__Work to complete__.
A. List every problem that the A-Block transaction encoding text identifies in the current binary encoding, one per line.
B. Write the next part of the A-Block transaction encoding text, picking up after its final sentence.

====== Given passage ======

Motivation
One of the major bottlenecks in all blockchain systems is storage: transactions occupy storage space, and need to be kept around forever. Transaction size also translates directly to cost, as transaction fees are generally proportional to the size of a transaction in bytes.
For a variety of reasons, the current binary encoding for A-Block transactions is both inefficient and cannot be upgraded well:
- Byte arrays are often stored as hexadecimal strings, which occupy two bytes per byte of actual data.
- Among other things, this includes all binary data on the stack,
TxOut destination addresses and OutPoint transaction hashes
- Enums are encoded with a 32-bit type ID, even when far fewer bytes would suffice.
- Most significantly, this includes script opcodes, so every opcode in a script ends up occupying 8 bytes: 4 to indicate that the stack entry is a
StackEntry::Op, and another 4 for the actual opcode number.
- All arrays/vectors are encoded with a 64-bit length prefix, even though this is unnecessarily long for all variable-length sequences (such as the number of transaction inputs/outputs) and completely unnecessary in many cases where the array length is fixed (such as the number of bytes in a public key)
- The version number stored in a transaction is stored near the end of the transaction, making it impossible to determine what version the transaction was serialized with without first deserializing all the inputs and outputs (whose format is dependent on the transaction version!!!)
- A full script is encoded in every
TxIn, and is then matched against known script patterns to determine the actual transaction type. As most transaction inputs and outputs follow a consistent format (e.g. P2PKH), it would be nice to split TxIn and TxOut into enums which store only the minimal required information for each type of transaction, rather than having to serialize a full script (which is space-inefficient) and then pattern-match against the script contents (which is error-prone and adds code complexity).

====== Provided material ======

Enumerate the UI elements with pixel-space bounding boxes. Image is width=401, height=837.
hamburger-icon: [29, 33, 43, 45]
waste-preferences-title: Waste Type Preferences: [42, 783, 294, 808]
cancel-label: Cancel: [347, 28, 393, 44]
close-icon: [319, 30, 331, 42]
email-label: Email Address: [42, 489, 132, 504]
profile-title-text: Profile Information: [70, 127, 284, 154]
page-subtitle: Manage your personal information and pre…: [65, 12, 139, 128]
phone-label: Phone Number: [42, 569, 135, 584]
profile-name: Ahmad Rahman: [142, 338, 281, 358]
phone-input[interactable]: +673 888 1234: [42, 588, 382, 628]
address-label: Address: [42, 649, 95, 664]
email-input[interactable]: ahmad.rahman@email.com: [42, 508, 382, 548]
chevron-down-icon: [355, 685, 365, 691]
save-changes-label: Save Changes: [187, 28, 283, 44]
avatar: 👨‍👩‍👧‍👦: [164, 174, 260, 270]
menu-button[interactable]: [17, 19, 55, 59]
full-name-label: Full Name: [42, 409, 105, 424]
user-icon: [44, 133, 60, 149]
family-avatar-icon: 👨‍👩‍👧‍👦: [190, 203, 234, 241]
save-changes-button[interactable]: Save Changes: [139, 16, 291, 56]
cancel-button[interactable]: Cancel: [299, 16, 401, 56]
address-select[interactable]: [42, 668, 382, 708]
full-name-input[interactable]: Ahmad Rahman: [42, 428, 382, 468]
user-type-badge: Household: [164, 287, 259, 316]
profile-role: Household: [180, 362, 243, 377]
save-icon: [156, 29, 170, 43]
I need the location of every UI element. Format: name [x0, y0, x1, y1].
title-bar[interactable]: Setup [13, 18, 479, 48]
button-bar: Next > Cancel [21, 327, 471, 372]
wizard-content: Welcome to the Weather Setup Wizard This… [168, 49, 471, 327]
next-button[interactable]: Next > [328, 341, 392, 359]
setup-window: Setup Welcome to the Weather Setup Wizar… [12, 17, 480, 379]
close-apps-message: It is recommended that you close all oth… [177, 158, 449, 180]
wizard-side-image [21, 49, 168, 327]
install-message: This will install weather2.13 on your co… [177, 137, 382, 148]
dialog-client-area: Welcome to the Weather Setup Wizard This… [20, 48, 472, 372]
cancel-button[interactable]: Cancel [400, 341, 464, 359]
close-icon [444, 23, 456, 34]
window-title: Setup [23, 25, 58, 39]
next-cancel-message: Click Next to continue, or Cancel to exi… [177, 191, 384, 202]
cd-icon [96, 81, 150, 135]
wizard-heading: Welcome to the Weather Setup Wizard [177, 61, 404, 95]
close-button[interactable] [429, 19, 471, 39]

======

__Exercise results__.
A.
- Byte arrays are often stored as hexadecimal strings, using two bytes per byte of actual data.
- Enums are encoded with a 32-bit type ID even when far fewer bytes would suffice.
- All arrays and vectors get a 64-bit length prefix, which is unnecessarily long for variable-length sequences and unneeded where the length is fixed.
- The version number is stored near the end of the transaction, so the version can't be determined without first deserializing the inputs and outputs.
- A full script is encoded in every TxIn and then matched against known script patterns to determine the transaction type.

B.
- Scripts currently operate on integers of type
usize, which is non-portable as its size may vary across systems. This should be changed to an integer type with known size, likely u64 or u128, so as to ensure consistent behavior across all platforms.
- Script entries have separate item types for public keys, signatures, integers and binary data. Not only does this currently require two enum discriminators per script entry in serialized scripts, but it also has numerous disadvantages:
- Numbers and byte strings are not interoperable. For instance, there is no way for a script to hash a number, or to concatenate a number with a byte string. Even if we choose to treat them separately at the opcode level (to allow more compact serialization using VarInts), it would be nice if they were treated as byte strings by the interpreter, ideally by simply treating them as byte strings with a fixed length.
- Public keys and signatures could be trivially treated as byte strings. To ensure compact representation, we could dedicate some opcodes for representing constant-length byte data, so that public keys and signatures could be stored in the script without a length prefix.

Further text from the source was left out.